_WHAT IS NEEDED_: Find the string "Jahr" in the records. Copy every line it appears in.

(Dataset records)
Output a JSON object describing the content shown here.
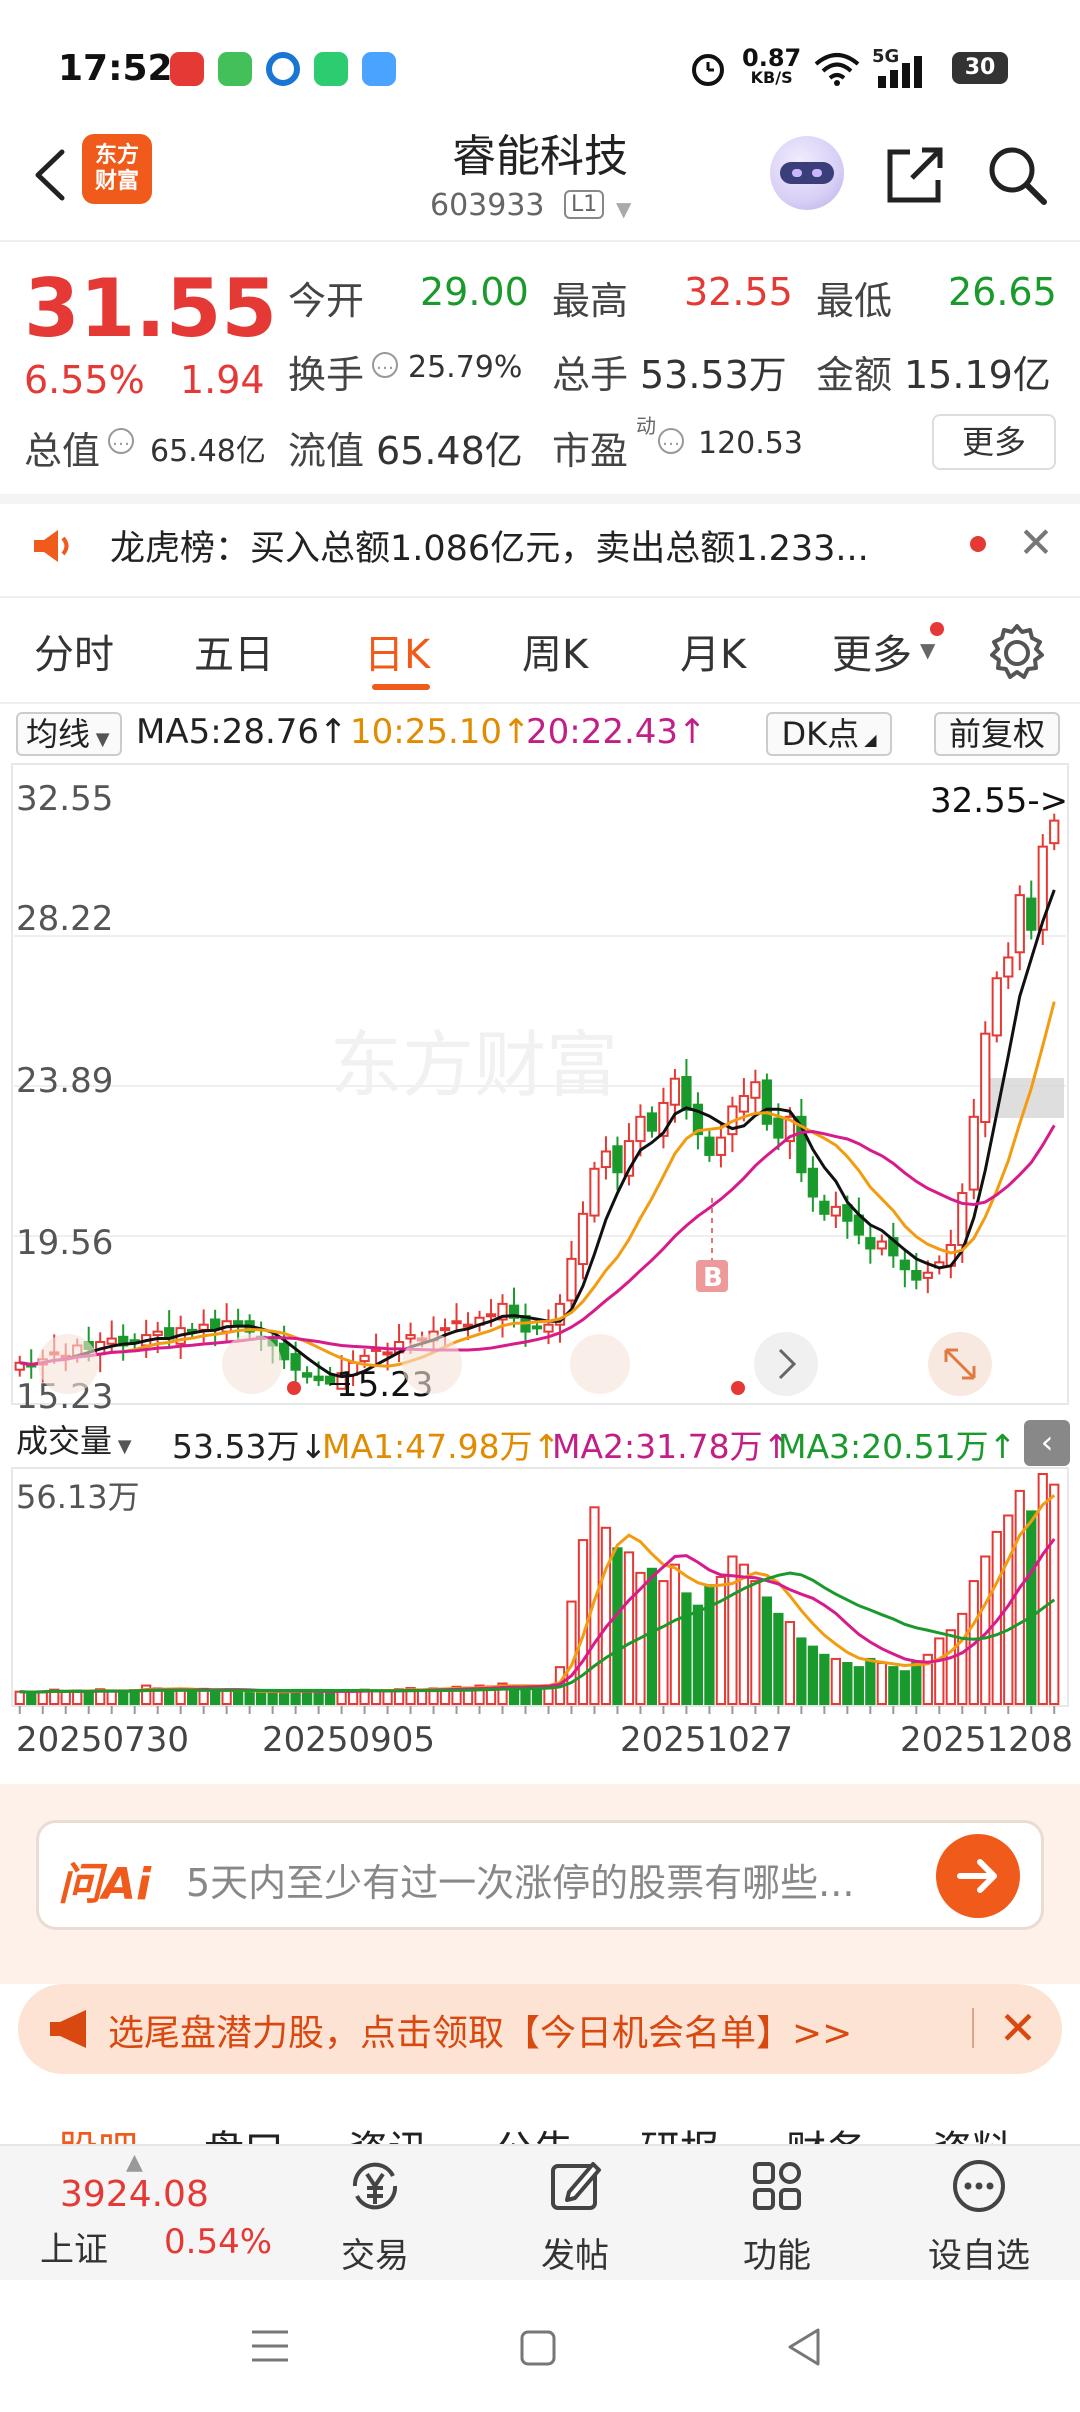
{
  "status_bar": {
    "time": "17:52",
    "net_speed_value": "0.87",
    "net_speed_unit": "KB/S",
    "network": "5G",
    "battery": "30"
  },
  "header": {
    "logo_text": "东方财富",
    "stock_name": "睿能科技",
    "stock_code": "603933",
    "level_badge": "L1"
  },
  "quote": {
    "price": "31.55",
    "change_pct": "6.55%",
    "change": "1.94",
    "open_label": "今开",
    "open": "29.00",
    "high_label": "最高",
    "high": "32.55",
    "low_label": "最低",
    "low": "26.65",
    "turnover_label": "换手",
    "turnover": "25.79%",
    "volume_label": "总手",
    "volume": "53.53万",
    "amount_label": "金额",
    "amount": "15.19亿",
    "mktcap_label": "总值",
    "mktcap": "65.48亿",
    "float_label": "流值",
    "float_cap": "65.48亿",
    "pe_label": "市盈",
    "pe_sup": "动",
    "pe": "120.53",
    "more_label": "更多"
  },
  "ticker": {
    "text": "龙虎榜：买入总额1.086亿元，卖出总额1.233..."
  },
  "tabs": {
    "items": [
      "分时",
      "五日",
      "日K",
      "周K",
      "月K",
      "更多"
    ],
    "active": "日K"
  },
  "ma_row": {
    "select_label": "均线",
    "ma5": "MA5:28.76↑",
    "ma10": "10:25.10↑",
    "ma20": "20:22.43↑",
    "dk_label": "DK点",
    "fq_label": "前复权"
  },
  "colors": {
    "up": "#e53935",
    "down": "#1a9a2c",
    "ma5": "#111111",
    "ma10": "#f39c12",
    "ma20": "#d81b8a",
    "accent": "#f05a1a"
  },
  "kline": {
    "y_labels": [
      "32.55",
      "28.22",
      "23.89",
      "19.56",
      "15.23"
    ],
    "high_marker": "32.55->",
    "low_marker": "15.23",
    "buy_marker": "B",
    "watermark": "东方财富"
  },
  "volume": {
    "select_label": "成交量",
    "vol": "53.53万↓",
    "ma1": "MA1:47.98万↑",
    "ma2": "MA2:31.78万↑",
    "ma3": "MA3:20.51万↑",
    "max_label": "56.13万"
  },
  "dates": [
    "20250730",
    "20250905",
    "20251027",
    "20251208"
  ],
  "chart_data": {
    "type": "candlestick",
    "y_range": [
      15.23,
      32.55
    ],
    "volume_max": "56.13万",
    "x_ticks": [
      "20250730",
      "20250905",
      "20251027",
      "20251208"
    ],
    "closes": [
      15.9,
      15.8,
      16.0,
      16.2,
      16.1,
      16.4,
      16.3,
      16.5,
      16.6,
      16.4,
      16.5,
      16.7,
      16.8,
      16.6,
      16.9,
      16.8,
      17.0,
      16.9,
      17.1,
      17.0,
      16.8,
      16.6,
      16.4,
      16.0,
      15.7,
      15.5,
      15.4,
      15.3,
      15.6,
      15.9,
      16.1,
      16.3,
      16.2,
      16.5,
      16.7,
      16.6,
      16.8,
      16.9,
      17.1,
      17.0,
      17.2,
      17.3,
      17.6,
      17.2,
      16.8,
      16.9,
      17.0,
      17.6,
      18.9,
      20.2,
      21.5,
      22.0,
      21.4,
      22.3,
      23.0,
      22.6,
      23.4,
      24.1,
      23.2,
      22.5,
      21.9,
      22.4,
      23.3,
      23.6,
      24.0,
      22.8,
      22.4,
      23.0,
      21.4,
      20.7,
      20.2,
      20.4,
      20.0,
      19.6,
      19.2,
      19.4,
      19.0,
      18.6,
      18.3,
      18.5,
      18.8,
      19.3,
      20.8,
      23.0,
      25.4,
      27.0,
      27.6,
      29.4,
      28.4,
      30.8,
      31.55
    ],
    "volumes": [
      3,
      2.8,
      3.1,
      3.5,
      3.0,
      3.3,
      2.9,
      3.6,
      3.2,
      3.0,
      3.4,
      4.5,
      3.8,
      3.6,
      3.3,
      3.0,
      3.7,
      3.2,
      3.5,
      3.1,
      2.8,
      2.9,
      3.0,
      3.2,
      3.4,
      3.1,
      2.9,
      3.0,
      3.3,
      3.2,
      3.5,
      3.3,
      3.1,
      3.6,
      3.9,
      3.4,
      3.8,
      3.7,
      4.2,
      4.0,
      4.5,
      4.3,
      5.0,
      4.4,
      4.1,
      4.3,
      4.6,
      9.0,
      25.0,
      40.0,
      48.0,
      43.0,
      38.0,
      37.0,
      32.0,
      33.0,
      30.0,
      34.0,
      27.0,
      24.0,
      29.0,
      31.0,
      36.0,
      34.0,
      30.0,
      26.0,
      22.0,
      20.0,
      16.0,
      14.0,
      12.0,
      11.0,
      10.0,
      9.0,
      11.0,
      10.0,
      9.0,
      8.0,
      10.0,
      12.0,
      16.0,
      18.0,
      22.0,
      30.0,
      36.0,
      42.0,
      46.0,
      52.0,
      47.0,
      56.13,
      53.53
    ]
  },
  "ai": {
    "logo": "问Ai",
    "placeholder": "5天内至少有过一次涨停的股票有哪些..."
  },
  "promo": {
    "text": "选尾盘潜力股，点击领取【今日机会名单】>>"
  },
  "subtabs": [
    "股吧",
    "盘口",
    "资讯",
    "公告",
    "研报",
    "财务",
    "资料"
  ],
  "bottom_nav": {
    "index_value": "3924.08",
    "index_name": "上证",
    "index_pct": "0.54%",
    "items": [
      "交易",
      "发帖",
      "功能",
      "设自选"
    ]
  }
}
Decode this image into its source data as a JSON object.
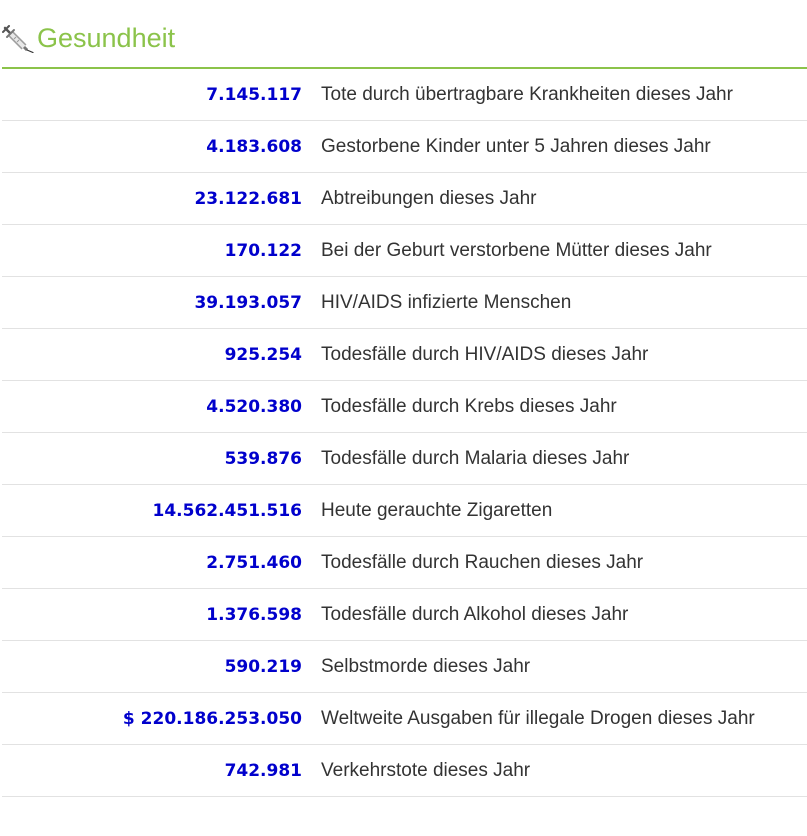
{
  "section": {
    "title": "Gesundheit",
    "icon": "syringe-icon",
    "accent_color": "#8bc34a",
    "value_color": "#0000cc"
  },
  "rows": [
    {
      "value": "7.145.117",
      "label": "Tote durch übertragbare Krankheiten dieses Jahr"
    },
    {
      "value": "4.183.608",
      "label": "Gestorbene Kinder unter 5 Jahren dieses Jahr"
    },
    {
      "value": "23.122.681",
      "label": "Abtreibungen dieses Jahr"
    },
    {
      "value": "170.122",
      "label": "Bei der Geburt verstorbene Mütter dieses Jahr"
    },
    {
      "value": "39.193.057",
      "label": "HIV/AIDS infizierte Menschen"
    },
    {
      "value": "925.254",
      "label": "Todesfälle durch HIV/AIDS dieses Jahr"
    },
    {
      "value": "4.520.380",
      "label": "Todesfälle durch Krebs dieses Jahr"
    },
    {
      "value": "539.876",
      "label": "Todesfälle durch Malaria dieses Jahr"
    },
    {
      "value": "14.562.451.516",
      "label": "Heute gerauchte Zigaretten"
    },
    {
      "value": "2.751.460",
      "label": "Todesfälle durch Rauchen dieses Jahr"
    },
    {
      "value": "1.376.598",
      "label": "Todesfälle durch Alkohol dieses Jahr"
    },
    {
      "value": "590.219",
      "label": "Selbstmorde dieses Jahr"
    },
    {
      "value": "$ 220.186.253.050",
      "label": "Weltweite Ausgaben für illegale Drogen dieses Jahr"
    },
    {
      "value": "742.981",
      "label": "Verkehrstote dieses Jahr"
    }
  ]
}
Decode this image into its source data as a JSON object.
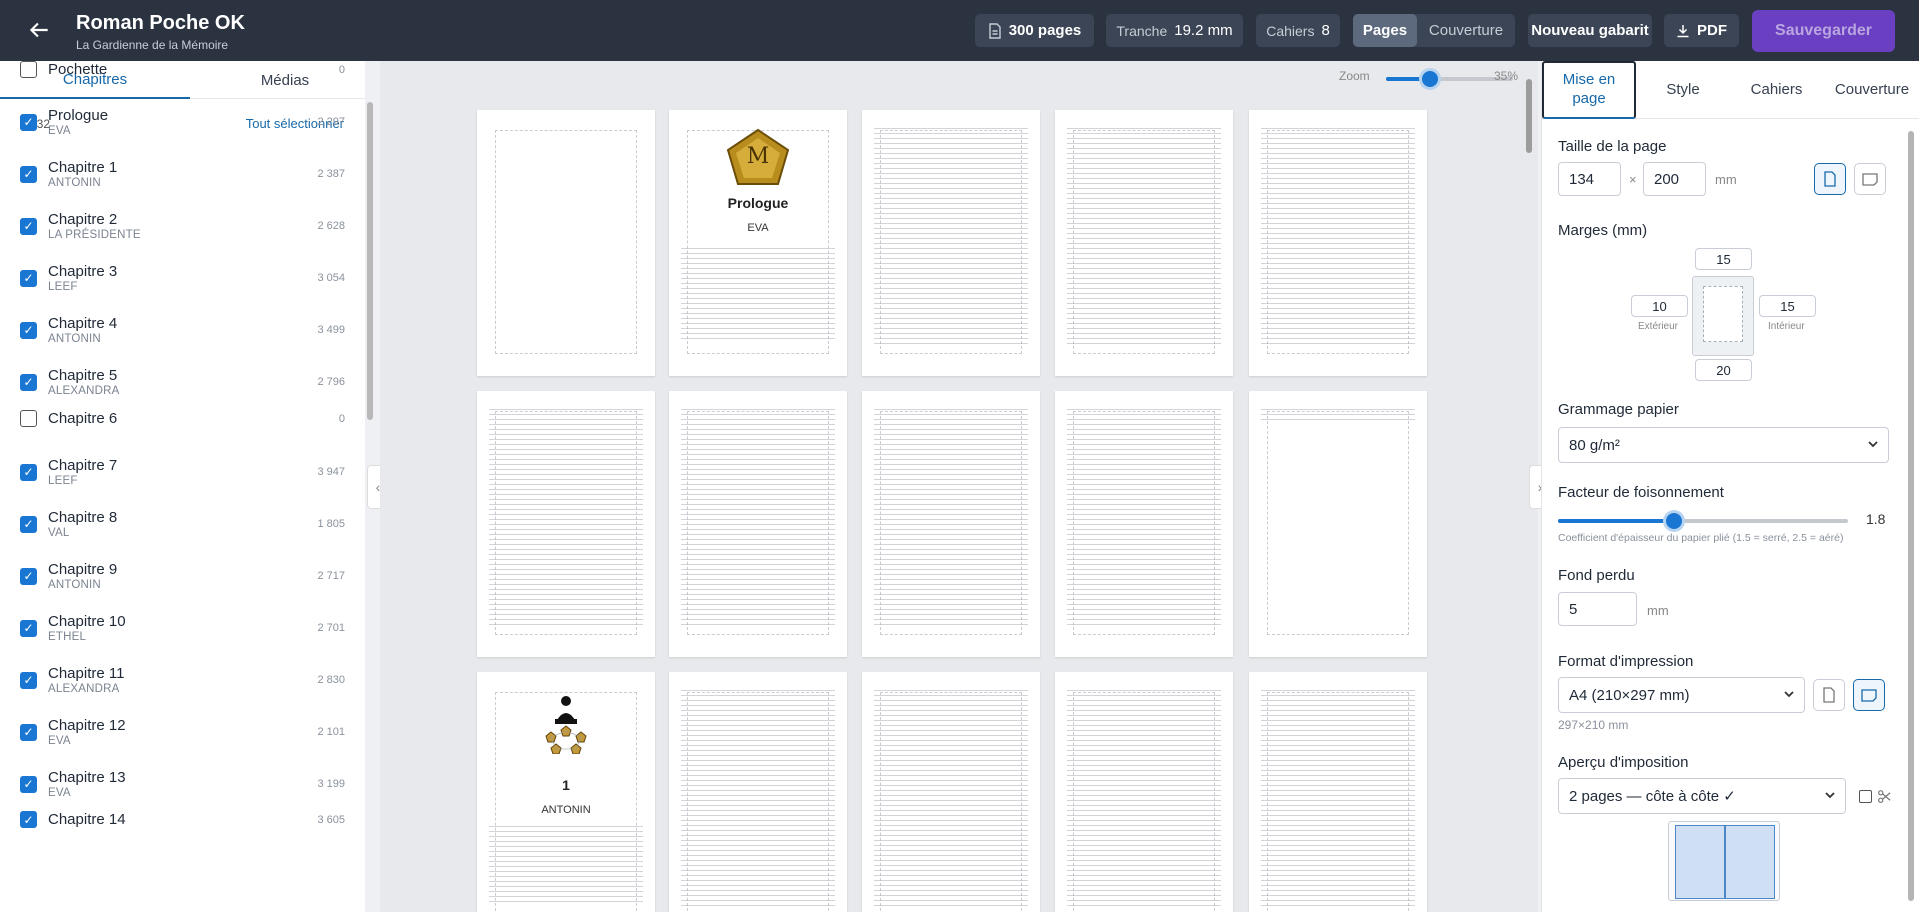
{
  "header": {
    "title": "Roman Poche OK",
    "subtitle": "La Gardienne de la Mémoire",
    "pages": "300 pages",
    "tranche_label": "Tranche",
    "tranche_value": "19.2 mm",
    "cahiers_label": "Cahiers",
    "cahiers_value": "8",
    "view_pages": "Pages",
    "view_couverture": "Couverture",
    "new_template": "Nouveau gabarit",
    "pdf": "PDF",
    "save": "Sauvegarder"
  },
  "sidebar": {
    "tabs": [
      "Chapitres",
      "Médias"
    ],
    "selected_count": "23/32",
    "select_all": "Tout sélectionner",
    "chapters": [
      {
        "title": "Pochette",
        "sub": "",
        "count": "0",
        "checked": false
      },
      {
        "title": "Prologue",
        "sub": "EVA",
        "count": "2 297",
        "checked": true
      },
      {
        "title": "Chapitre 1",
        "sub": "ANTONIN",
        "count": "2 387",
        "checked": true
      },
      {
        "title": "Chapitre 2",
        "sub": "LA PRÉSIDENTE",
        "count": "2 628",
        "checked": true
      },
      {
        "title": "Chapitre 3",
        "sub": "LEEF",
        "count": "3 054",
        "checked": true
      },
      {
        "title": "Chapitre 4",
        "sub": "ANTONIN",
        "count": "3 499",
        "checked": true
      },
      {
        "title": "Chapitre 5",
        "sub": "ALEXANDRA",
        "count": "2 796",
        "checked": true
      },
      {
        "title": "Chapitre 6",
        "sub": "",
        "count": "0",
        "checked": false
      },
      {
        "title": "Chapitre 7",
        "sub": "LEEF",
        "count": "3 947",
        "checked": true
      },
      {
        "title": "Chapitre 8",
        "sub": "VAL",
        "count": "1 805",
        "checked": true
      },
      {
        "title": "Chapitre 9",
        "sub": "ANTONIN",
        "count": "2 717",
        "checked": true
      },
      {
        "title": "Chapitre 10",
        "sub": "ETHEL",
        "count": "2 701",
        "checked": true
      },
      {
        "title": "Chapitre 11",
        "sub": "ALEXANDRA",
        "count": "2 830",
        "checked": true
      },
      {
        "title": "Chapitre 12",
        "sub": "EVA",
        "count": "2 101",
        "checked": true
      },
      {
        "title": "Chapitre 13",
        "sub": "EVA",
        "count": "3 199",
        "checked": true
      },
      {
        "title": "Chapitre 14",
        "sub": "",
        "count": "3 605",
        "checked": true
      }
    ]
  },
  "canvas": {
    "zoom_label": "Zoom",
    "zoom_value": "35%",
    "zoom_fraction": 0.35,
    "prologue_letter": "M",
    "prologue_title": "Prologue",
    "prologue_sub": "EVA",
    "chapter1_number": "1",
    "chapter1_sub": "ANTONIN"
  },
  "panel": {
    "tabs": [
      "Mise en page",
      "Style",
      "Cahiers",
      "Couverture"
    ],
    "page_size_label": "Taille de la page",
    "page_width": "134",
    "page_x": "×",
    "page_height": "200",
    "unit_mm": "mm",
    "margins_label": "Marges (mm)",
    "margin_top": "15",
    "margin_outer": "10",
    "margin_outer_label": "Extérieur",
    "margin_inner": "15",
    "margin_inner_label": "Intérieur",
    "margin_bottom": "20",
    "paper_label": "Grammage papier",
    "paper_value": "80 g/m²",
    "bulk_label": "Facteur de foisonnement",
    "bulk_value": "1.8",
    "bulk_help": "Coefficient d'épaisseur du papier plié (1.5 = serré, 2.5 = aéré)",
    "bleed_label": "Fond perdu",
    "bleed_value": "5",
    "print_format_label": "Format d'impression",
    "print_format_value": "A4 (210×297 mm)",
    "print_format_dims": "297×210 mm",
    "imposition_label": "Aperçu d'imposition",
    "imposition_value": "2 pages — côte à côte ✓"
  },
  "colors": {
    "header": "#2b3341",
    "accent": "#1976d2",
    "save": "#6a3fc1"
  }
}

_WORKED SOLUTION_:
      "label": "Tote durch übertragbare Krankheiten dieses Jahr"
      "label": "Gestorbene Kinder unter 5 Jahren dieses Jahr"
      "label": "Abtreibungen dieses Jahr"
      "label": "Bei der Geburt verstorbene Mütter dieses Jahr"
      "label": "Todesfälle durch HIV/AIDS dieses Jahr"
      "label": "Todesfälle durch Krebs dieses Jahr"
      "label": "Todesfälle durch Malaria dieses Jahr"
      "label": "Todesfälle durch Rauchen dieses Jahr"
      "label": "Todesfälle durch Alkohol dieses Jahr"
      "label": "Selbstmorde dieses Jahr"
      "label": "Weltweite Ausgaben für illegale Drogen dieses Jahr"
      "label": "Verkehrstote dieses Jahr"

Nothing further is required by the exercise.